Dataset records
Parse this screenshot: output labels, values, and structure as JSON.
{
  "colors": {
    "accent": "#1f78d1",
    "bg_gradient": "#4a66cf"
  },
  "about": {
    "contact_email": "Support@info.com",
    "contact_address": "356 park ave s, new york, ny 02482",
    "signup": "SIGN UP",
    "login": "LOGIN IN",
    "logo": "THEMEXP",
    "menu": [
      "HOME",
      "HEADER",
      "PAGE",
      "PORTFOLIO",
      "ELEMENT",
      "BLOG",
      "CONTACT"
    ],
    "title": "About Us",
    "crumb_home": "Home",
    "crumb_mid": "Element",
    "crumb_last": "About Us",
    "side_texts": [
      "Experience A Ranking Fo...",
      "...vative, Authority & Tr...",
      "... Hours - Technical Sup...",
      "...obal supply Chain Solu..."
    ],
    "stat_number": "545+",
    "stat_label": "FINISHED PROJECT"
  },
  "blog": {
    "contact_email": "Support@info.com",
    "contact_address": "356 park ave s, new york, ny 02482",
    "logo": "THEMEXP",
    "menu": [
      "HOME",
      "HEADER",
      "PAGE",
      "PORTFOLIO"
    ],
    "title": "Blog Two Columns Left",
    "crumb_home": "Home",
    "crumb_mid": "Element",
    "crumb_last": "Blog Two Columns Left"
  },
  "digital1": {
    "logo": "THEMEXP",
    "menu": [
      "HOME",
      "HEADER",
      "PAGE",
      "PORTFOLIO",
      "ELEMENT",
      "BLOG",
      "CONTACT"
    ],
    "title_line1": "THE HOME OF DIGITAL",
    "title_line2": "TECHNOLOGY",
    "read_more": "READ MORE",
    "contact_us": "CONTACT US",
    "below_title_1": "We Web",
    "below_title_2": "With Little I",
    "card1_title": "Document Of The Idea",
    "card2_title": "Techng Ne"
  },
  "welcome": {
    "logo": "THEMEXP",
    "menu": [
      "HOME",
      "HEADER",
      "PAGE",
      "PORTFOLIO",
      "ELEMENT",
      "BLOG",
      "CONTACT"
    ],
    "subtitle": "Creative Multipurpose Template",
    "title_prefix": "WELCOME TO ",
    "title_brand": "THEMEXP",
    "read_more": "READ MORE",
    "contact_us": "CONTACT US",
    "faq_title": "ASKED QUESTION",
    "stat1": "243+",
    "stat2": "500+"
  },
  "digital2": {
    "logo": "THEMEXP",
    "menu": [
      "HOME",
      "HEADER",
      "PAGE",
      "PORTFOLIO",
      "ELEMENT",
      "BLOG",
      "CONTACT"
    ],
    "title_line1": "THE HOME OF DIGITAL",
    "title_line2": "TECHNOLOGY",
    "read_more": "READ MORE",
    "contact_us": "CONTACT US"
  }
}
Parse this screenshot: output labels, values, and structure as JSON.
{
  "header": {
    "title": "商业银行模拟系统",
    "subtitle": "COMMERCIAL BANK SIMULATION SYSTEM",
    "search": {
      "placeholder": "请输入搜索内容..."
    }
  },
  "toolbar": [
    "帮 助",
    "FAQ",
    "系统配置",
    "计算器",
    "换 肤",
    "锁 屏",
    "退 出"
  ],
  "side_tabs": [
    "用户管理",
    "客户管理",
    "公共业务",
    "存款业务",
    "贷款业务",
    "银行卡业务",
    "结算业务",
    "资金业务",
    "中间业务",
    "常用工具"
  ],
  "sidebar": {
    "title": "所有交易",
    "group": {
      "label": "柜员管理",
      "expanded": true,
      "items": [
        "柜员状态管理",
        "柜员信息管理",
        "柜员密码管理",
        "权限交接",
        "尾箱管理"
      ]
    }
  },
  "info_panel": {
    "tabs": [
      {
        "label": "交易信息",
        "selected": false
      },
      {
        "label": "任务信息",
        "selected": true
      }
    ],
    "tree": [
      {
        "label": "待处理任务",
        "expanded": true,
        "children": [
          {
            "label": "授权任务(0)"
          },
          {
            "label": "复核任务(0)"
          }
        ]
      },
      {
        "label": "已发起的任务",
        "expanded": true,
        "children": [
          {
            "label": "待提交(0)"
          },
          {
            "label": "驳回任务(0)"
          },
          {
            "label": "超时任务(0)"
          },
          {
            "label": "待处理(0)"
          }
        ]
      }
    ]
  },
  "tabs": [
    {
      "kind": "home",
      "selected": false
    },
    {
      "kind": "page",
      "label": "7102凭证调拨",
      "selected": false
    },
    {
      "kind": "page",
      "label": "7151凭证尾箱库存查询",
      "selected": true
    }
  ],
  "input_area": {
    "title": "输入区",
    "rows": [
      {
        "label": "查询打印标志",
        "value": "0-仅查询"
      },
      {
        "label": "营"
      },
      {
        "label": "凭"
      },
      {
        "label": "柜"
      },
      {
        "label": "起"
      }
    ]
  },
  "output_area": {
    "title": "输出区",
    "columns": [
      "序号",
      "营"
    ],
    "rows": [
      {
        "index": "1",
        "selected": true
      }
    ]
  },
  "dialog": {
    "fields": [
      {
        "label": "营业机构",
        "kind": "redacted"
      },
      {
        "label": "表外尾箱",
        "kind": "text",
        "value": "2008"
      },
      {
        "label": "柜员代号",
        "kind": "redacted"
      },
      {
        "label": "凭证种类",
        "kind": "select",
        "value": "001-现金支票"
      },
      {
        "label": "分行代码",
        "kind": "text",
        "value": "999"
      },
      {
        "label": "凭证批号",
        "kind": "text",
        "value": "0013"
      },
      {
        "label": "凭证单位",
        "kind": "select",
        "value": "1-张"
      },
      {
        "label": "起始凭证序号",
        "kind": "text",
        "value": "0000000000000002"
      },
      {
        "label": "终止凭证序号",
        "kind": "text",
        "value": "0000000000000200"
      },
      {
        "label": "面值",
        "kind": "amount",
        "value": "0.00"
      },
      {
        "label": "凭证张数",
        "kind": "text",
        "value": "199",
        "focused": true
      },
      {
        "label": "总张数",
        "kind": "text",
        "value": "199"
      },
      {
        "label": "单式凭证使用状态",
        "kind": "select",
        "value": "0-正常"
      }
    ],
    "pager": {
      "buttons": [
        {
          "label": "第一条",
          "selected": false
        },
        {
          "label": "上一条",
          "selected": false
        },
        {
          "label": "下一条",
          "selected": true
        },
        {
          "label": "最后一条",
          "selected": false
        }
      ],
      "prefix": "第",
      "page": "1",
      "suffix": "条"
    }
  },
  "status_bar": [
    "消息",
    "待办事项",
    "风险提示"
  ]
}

§ What is needed: Repeat the data precisely, line by line.

§ Correct output:
Parse this screenshot: output labels, values, and structure as JSON.
{
  "colors": {
    "accent": "#1f78d1",
    "bg_gradient": "#4a66cf"
  },
  "about": {
    "contact_email": "Support@info.com",
    "contact_address": "356 park ave s, new york, ny 02482",
    "signup": "SIGN UP",
    "login": "LOGIN IN",
    "logo": "THEMEXP",
    "menu": [
      "HOME",
      "HEADER",
      "PAGE",
      "PORTFOLIO",
      "ELEMENT",
      "BLOG",
      "CONTACT"
    ],
    "title": "About Us",
    "crumb_home": "Home",
    "crumb_mid": "Element",
    "crumb_last": "About Us",
    "side_texts": [
      "Experience A Ranking Fo...",
      "...vative, Authority & Tr...",
      "... Hours - Technical Sup...",
      "...obal supply Chain Solu..."
    ],
    "stat_number": "545+",
    "stat_label": "FINISHED PROJECT"
  },
  "blog": {
    "contact_email": "Support@info.com",
    "contact_address": "356 park ave s, new york, ny 02482",
    "logo": "THEMEXP",
    "menu": [
      "HOME",
      "HEADER",
      "PAGE",
      "PORTFOLIO"
    ],
    "title": "Blog Two Columns Left",
    "crumb_home": "Home",
    "crumb_mid": "Element",
    "crumb_last": "Blog Two Columns Left"
  },
  "digital1": {
    "logo": "THEMEXP",
    "menu": [
      "HOME",
      "HEADER",
      "PAGE",
      "PORTFOLIO",
      "ELEMENT",
      "BLOG",
      "CONTACT"
    ],
    "title_line1": "THE HOME OF DIGITAL",
    "title_line2": "TECHNOLOGY",
    "read_more": "READ MORE",
    "contact_us": "CONTACT US",
    "below_title_1": "We Web",
    "below_title_2": "With Little I",
    "card1_title": "Document Of The Idea",
    "card2_title": "Techng Ne"
  },
  "welcome": {
    "logo": "THEMEXP",
    "menu": [
      "HOME",
      "HEADER",
      "PAGE",
      "PORTFOLIO",
      "ELEMENT",
      "BLOG",
      "CONTACT"
    ],
    "subtitle": "Creative Multipurpose Template",
    "title_prefix": "WELCOME TO ",
    "title_brand": "THEMEXP",
    "read_more": "READ MORE",
    "contact_us": "CONTACT US",
    "faq_title": "ASKED QUESTION",
    "stat1": "243+",
    "stat2": "500+"
  },
  "digital2": {
    "logo": "THEMEXP",
    "menu": [
      "HOME",
      "HEADER",
      "PAGE",
      "PORTFOLIO",
      "ELEMENT",
      "BLOG",
      "CONTACT"
    ],
    "title_line1": "THE HOME OF DIGITAL",
    "title_line2": "TECHNOLOGY",
    "read_more": "READ MORE",
    "contact_us": "CONTACT US"
  }
}
Parse this screenshot: output labels, values, and structure as JSON.
{
  "header": {
    "title": "商业银行模拟系统",
    "subtitle": "COMMERCIAL BANK SIMULATION SYSTEM",
    "search": {
      "placeholder": "请输入搜索内容..."
    }
  },
  "toolbar": [
    "帮 助",
    "FAQ",
    "系统配置",
    "计算器",
    "换 肤",
    "锁 屏",
    "退 出"
  ],
  "side_tabs": [
    "用户管理",
    "客户管理",
    "公共业务",
    "存款业务",
    "贷款业务",
    "银行卡业务",
    "结算业务",
    "资金业务",
    "中间业务",
    "常用工具"
  ],
  "sidebar": {
    "title": "所有交易",
    "group": {
      "label": "柜员管理",
      "expanded": true,
      "items": [
        "柜员状态管理",
        "柜员信息管理",
        "柜员密码管理",
        "权限交接",
        "尾箱管理"
      ]
    }
  },
  "info_panel": {
    "tabs": [
      {
        "label": "交易信息",
        "selected": false
      },
      {
        "label": "任务信息",
        "selected": true
      }
    ],
    "tree": [
      {
        "label": "待处理任务",
        "expanded": true,
        "children": [
          {
            "label": "授权任务(0)"
          },
          {
            "label": "复核任务(0)"
          }
        ]
      },
      {
        "label": "已发起的任务",
        "expanded": true,
        "children": [
          {
            "label": "待提交(0)"
          },
          {
            "label": "驳回任务(0)"
          },
          {
            "label": "超时任务(0)"
          },
          {
            "label": "待处理(0)"
          }
        ]
      }
    ]
  },
  "tabs": [
    {
      "kind": "home",
      "selected": false
    },
    {
      "kind": "page",
      "label": "7102凭证调拨",
      "selected": false
    },
    {
      "kind": "page",
      "label": "7151凭证尾箱库存查询",
      "selected": true
    }
  ],
  "input_area": {
    "title": "输入区",
    "rows": [
      {
        "label": "查询打印标志",
        "value": "0-仅查询"
      },
      {
        "label": "营"
      },
      {
        "label": "凭"
      },
      {
        "label": "柜"
      },
      {
        "label": "起"
      }
    ]
  },
  "output_area": {
    "title": "输出区",
    "columns": [
      "序号",
      "营"
    ],
    "rows": [
      {
        "index": "1",
        "selected": true
      }
    ]
  },
  "dialog": {
    "fields": [
      {
        "label": "营业机构",
        "kind": "redacted"
      },
      {
        "label": "表外尾箱",
        "kind": "text",
        "value": "2008"
      },
      {
        "label": "柜员代号",
        "kind": "redacted"
      },
      {
        "label": "凭证种类",
        "kind": "select",
        "value": "001-现金支票"
      },
      {
        "label": "分行代码",
        "kind": "text",
        "value": "999"
      },
      {
        "label": "凭证批号",
        "kind": "text",
        "value": "0013"
      },
      {
        "label": "凭证单位",
        "kind": "select",
        "value": "1-张"
      },
      {
        "label": "起始凭证序号",
        "kind": "text",
        "value": "0000000000000002"
      },
      {
        "label": "终止凭证序号",
        "kind": "text",
        "value": "0000000000000200"
      },
      {
        "label": "面值",
        "kind": "amount",
        "value": "0.00"
      },
      {
        "label": "凭证张数",
        "kind": "text",
        "value": "199",
        "focused": true
      },
      {
        "label": "总张数",
        "kind": "text",
        "value": "199"
      },
      {
        "label": "单式凭证使用状态",
        "kind": "select",
        "value": "0-正常"
      }
    ],
    "pager": {
      "buttons": [
        {
          "label": "第一条",
          "selected": false
        },
        {
          "label": "上一条",
          "selected": false
        },
        {
          "label": "下一条",
          "selected": true
        },
        {
          "label": "最后一条",
          "selected": false
        }
      ],
      "prefix": "第",
      "page": "1",
      "suffix": "条"
    }
  },
  "status_bar": [
    "消息",
    "待办事项",
    "风险提示"
  ]
}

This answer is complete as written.